Task objective - Copy out each line containing "LEAF" from the entries below.

## Begin Entries provided

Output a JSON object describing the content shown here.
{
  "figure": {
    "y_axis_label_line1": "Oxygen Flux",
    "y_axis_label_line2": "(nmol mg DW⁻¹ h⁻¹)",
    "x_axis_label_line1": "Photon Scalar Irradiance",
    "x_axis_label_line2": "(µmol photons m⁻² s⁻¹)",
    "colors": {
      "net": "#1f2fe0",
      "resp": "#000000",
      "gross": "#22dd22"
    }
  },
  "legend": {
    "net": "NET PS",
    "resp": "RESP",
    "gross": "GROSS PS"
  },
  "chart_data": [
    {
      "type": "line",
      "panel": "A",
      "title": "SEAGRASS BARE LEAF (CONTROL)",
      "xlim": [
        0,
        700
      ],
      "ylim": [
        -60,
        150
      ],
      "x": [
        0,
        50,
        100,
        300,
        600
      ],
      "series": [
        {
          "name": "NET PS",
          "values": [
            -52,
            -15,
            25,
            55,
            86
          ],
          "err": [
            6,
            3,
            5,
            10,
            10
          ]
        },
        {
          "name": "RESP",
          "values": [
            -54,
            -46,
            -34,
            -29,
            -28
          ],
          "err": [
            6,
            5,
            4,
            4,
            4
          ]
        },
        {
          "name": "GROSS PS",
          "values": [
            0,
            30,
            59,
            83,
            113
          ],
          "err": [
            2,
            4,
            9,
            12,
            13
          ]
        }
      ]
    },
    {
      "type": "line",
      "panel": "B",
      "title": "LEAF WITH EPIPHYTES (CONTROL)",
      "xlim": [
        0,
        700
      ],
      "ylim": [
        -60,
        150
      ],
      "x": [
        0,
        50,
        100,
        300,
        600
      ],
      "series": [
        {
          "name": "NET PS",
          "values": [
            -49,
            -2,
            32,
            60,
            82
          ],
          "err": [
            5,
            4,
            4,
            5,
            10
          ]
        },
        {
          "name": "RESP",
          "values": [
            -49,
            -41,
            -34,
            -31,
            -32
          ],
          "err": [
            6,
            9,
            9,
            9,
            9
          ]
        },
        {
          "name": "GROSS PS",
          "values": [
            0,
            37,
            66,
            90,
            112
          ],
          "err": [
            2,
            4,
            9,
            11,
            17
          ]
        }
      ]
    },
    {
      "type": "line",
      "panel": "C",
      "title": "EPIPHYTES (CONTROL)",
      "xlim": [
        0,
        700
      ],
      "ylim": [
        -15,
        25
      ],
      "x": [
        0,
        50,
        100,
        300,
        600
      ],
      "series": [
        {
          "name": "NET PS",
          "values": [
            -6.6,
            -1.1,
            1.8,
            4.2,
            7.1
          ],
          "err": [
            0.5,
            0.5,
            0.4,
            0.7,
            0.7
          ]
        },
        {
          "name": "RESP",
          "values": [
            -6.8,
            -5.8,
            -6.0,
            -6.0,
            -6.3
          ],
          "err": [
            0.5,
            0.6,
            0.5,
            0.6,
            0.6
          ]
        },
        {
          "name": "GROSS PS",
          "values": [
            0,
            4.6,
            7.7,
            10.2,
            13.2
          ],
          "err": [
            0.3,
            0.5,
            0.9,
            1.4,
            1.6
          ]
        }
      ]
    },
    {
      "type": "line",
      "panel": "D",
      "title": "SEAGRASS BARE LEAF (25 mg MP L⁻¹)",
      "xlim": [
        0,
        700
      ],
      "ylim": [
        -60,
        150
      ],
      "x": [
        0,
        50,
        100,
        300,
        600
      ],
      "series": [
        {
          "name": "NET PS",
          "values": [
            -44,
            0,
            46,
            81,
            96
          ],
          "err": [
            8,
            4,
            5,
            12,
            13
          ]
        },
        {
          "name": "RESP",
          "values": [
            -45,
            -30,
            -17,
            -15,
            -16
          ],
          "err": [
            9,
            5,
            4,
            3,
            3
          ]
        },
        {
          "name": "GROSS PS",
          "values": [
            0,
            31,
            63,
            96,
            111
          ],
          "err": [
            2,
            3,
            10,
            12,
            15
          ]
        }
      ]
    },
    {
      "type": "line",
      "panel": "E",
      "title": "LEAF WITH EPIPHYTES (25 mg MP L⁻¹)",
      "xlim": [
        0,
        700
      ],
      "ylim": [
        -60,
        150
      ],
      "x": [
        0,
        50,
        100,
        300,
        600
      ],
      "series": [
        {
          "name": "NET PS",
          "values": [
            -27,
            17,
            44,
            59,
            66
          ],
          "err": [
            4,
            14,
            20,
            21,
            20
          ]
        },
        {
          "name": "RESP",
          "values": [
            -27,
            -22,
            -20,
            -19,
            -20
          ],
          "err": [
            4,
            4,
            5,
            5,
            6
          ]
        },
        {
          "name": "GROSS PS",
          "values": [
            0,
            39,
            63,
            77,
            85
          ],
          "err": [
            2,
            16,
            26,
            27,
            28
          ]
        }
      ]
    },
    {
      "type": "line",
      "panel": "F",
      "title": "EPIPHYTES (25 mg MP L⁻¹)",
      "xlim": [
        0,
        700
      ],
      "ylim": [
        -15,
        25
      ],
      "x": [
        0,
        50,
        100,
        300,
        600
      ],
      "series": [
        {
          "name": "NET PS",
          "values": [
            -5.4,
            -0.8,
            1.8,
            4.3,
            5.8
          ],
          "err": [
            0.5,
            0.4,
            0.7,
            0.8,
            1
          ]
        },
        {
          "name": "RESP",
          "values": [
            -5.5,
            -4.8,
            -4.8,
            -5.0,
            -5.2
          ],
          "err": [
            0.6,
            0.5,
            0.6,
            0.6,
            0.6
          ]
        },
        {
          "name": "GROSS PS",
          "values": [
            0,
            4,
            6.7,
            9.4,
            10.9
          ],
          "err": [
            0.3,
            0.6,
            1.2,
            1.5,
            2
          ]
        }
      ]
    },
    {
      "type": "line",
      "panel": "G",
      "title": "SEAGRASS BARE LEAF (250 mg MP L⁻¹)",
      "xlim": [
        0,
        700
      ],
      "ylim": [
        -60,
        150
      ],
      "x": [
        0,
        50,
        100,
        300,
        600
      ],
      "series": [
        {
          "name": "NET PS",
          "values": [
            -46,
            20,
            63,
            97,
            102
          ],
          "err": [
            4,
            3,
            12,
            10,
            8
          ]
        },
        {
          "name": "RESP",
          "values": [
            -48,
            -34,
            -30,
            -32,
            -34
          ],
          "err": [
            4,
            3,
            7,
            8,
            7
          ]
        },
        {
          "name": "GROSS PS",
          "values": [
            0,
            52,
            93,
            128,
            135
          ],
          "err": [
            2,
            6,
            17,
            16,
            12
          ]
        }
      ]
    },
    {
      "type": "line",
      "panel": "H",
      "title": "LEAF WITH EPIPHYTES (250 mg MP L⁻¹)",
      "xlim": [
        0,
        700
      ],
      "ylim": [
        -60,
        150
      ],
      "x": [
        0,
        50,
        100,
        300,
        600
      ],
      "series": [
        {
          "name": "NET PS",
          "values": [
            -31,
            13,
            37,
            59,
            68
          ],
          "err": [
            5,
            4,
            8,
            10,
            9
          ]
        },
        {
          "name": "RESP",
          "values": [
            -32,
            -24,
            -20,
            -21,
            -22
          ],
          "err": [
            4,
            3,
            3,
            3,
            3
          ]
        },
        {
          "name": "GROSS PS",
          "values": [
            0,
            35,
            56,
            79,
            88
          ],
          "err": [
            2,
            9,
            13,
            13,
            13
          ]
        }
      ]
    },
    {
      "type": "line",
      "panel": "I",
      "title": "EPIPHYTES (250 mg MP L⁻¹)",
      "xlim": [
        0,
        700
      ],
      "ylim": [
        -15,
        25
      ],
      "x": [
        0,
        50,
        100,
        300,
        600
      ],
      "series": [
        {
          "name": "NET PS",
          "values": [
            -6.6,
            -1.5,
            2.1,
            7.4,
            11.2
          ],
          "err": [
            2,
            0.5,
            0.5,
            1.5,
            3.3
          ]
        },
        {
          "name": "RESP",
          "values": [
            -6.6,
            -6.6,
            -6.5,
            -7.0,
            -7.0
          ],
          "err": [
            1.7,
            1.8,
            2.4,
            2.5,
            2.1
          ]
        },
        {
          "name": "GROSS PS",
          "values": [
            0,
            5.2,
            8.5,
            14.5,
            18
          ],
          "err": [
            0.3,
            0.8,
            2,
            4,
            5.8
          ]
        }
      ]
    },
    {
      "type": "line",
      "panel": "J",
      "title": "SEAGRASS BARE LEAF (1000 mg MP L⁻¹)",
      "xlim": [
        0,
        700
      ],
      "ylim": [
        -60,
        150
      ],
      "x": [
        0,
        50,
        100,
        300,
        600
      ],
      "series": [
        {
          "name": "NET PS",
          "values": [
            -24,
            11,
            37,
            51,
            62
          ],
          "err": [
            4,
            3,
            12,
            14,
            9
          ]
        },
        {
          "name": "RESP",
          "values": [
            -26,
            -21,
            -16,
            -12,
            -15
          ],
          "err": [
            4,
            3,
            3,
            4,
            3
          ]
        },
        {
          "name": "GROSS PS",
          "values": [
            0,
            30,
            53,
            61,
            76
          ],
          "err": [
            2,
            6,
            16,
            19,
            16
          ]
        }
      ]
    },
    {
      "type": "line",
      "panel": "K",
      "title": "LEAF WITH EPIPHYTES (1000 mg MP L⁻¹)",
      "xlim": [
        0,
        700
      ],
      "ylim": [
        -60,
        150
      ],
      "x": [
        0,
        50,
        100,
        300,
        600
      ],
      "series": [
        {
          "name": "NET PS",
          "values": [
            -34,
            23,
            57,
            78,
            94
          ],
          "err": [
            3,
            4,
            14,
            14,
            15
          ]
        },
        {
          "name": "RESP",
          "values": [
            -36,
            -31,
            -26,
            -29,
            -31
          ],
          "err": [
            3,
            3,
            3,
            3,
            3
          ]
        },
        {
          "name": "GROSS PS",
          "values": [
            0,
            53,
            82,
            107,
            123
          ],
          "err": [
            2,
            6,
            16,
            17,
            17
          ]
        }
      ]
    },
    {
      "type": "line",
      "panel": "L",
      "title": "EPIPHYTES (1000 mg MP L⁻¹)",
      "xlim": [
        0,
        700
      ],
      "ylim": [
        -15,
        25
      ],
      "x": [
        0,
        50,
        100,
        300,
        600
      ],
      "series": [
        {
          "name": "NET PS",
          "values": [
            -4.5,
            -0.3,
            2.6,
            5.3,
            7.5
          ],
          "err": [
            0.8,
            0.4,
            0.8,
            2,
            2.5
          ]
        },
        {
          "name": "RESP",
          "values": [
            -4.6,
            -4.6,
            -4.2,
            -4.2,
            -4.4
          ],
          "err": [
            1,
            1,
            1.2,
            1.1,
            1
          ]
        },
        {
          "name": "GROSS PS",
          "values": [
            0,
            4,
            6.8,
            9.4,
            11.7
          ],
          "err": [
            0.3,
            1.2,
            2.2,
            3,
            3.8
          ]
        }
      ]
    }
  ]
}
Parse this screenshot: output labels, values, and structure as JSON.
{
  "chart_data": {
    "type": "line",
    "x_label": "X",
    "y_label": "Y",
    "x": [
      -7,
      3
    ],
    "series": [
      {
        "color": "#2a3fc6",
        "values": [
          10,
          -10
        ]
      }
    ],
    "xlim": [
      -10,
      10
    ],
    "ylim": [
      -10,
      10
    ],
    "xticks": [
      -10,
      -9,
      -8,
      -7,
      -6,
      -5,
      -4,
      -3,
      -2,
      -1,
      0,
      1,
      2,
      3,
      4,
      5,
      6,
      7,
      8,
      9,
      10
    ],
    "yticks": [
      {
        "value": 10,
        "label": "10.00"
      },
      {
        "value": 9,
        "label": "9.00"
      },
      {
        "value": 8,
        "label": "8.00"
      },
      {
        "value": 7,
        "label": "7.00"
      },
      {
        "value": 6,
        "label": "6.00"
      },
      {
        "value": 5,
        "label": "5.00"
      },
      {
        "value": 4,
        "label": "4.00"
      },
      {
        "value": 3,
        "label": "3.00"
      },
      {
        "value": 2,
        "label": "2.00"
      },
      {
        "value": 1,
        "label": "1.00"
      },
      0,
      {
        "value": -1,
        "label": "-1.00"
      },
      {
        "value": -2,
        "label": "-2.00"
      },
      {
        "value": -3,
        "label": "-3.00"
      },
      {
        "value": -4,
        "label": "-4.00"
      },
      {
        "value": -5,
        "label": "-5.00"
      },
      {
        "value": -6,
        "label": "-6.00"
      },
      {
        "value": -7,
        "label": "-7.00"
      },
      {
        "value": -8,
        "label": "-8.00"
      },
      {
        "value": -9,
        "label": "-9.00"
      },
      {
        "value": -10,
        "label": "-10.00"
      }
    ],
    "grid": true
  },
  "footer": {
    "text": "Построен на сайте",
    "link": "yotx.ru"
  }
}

## End Entries provided

Correct answer -
      "title": "SEAGRASS BARE LEAF (CONTROL)",
      "title": "LEAF WITH EPIPHYTES (CONTROL)",
      "title": "SEAGRASS BARE LEAF (25 mg MP L⁻¹)",
      "title": "LEAF WITH EPIPHYTES (25 mg MP L⁻¹)",
      "title": "SEAGRASS BARE LEAF (250 mg MP L⁻¹)",
      "title": "LEAF WITH EPIPHYTES (250 mg MP L⁻¹)",
      "title": "SEAGRASS BARE LEAF (1000 mg MP L⁻¹)",
      "title": "LEAF WITH EPIPHYTES (1000 mg MP L⁻¹)",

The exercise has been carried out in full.